* START Data extract *

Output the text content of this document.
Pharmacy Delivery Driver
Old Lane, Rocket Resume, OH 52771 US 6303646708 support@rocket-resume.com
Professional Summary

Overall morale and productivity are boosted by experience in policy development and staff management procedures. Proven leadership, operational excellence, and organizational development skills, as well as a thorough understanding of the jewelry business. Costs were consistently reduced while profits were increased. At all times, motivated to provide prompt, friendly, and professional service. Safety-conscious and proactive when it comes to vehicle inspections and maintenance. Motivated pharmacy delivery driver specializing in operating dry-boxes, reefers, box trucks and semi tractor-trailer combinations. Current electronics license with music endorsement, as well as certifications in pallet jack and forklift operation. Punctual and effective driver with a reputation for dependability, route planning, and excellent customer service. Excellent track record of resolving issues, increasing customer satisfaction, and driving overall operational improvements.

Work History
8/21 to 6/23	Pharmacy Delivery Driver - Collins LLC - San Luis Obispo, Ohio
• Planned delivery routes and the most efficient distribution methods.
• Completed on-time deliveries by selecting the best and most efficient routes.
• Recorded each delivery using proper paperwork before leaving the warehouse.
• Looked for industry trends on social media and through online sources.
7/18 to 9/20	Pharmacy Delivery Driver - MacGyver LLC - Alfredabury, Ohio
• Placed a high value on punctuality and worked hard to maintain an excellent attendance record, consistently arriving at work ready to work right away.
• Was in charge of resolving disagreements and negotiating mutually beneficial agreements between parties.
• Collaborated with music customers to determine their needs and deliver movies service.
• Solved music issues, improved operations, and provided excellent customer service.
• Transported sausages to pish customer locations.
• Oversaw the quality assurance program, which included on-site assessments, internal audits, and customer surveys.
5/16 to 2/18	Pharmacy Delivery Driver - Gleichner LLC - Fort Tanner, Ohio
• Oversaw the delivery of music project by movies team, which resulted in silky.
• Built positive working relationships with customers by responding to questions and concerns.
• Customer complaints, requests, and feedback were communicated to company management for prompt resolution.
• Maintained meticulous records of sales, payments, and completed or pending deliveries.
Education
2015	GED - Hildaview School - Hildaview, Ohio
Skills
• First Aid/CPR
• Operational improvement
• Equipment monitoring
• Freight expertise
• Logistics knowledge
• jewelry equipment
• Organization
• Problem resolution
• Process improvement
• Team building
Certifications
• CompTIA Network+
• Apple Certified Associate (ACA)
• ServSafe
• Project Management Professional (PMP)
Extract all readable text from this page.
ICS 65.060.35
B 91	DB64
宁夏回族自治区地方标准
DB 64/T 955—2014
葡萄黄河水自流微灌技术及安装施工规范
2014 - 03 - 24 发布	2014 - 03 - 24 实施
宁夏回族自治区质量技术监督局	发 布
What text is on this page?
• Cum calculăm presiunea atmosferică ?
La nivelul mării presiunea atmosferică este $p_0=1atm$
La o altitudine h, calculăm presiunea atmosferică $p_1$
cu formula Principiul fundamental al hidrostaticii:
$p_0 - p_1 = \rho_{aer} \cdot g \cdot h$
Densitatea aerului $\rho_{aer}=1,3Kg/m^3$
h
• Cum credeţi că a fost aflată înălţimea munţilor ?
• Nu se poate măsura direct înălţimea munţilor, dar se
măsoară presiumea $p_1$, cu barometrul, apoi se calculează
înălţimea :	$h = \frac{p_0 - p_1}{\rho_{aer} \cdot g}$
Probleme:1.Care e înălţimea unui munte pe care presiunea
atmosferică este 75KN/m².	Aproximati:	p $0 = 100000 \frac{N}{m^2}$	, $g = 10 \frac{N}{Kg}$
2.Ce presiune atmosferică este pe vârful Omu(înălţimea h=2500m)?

* END Data extract *

• [Exercise task]: Above are entries; state the number of lines among them that contain "resolution", and nothing else.

• [Worked solution]: 2